>> START

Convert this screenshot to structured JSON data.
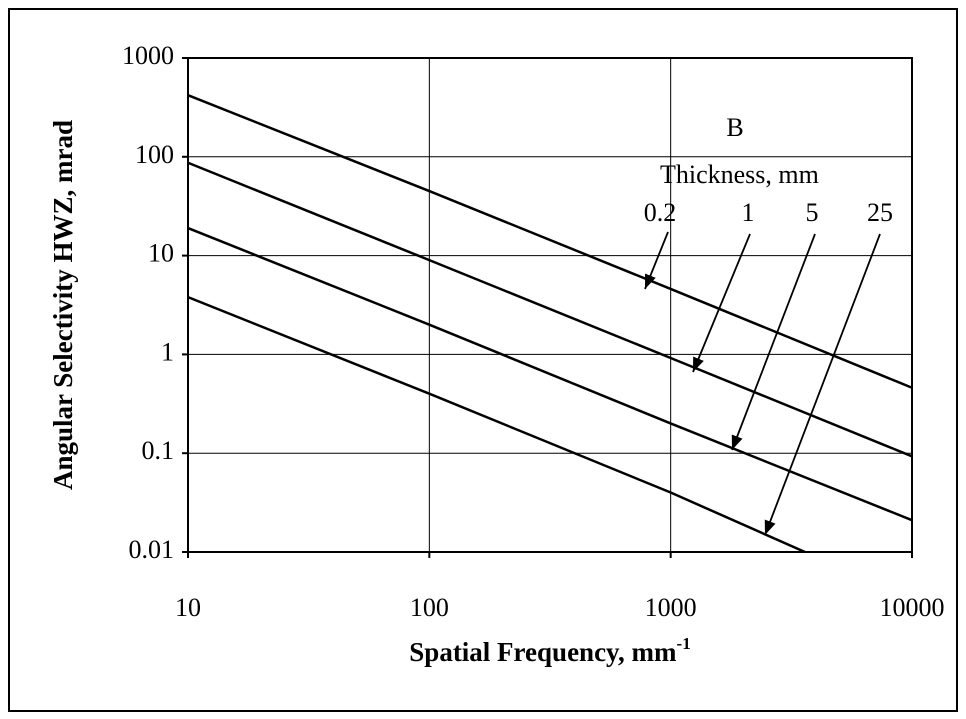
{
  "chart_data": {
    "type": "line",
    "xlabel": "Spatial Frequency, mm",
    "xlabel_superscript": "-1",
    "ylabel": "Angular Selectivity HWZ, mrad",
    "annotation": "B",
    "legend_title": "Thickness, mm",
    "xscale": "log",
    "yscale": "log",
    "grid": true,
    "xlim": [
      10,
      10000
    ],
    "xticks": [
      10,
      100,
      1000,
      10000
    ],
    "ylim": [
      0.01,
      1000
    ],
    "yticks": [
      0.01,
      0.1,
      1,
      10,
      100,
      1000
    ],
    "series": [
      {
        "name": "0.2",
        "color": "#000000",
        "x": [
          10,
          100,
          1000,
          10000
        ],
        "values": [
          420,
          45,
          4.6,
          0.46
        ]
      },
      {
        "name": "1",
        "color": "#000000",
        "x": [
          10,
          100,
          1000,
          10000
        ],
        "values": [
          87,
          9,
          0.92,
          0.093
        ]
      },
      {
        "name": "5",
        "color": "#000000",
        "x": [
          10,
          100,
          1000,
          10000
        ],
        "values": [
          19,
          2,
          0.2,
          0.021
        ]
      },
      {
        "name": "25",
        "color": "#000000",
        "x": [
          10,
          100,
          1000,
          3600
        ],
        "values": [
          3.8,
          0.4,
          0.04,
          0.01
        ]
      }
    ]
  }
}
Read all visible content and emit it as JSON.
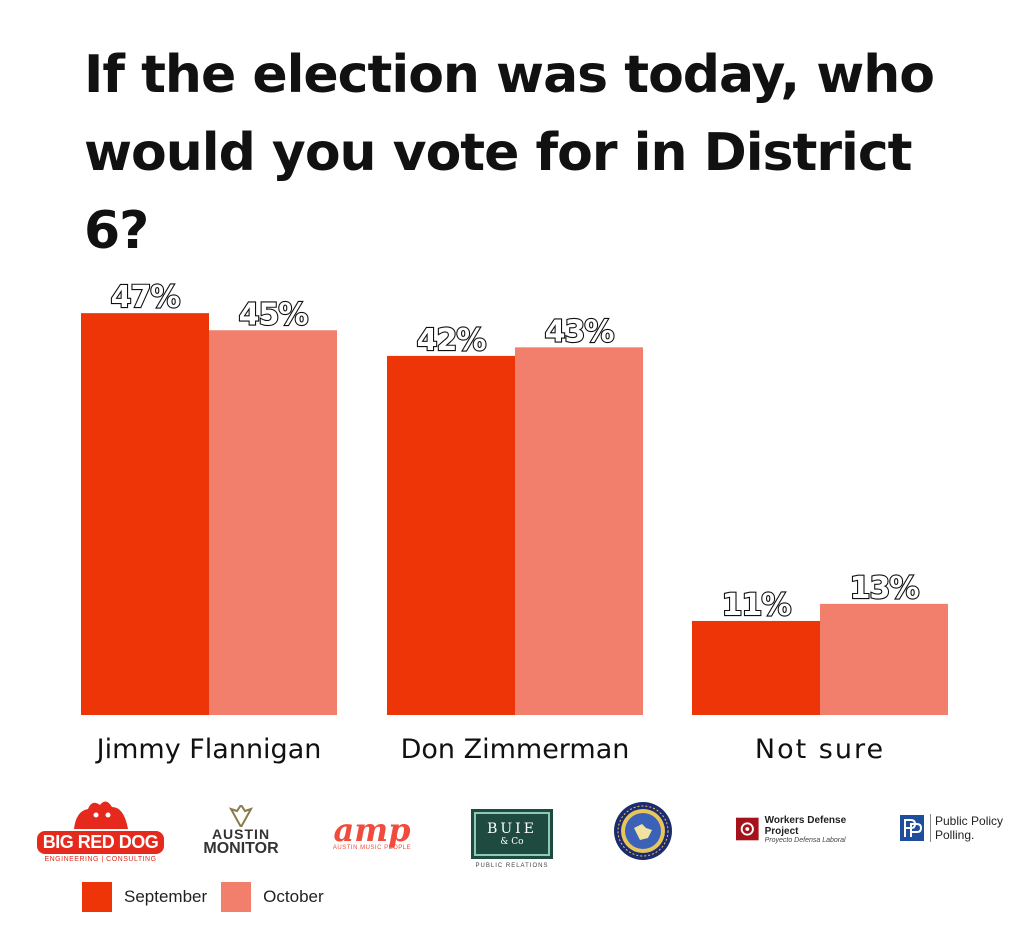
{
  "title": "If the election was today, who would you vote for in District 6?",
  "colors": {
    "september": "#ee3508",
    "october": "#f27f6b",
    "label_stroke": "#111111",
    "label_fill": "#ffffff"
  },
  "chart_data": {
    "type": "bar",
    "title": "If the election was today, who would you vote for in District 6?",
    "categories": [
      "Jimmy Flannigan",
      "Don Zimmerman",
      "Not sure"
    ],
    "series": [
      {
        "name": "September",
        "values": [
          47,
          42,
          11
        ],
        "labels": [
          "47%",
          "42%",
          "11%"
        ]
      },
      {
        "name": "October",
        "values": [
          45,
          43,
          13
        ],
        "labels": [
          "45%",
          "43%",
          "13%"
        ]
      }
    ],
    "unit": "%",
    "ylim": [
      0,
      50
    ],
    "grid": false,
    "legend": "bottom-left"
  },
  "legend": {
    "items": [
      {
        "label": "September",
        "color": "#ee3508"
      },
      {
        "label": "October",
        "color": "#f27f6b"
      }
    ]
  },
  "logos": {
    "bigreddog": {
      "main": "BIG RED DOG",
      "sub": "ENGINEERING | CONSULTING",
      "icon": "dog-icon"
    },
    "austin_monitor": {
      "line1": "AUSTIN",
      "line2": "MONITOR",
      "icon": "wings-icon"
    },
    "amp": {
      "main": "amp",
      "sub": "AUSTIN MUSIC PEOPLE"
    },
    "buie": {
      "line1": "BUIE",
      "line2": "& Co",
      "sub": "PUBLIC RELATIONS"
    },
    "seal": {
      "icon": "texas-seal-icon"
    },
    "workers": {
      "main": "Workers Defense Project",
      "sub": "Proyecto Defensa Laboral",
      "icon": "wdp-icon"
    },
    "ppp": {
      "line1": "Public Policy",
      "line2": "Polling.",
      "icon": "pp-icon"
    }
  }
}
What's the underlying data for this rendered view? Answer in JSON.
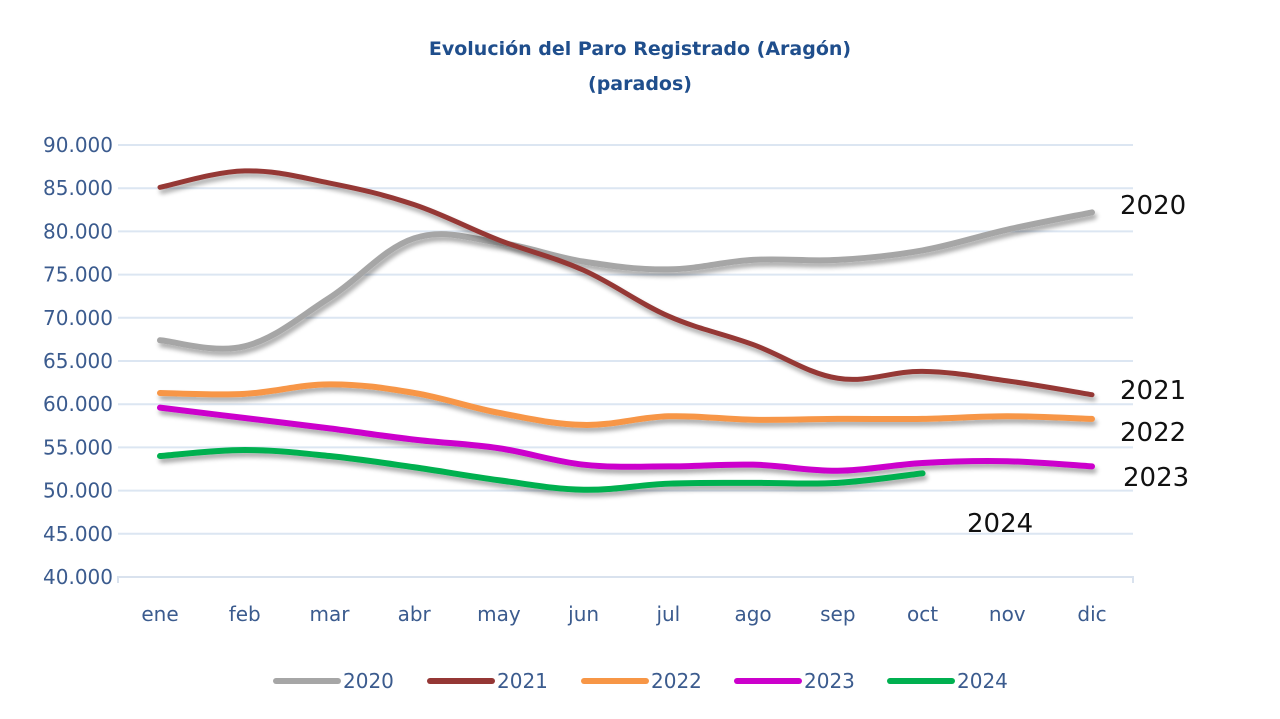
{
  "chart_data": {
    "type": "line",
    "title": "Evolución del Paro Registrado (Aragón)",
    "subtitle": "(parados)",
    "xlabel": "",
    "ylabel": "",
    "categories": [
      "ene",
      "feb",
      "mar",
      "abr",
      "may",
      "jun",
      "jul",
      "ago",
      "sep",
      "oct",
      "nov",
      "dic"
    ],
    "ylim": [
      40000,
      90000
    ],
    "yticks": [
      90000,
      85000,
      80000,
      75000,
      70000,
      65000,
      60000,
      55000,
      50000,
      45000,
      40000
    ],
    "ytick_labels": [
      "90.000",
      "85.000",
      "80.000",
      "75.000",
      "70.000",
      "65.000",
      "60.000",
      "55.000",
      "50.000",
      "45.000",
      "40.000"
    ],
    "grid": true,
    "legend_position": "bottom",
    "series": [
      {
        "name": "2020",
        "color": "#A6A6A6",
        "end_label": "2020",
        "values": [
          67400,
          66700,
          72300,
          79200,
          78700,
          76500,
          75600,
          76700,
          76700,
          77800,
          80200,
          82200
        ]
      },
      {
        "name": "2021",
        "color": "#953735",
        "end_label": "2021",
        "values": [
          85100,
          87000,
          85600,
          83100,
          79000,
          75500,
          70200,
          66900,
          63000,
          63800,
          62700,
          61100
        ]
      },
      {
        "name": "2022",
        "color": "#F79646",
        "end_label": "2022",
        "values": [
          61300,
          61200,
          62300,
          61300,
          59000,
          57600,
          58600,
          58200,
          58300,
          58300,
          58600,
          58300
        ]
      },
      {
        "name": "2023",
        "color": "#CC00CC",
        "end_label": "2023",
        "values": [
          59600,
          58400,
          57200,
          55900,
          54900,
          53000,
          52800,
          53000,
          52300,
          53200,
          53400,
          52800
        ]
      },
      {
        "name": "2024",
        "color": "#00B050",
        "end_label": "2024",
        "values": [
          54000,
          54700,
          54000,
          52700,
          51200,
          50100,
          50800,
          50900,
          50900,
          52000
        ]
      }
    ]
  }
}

>> END

_Given instruction_: Show every line of the records above that contains the word "would".

_Answer to the task_:
  "title": "If the election was today, who would you vote for in District 6?",
    "title": "If the election was today, who would you vote for in District 6?",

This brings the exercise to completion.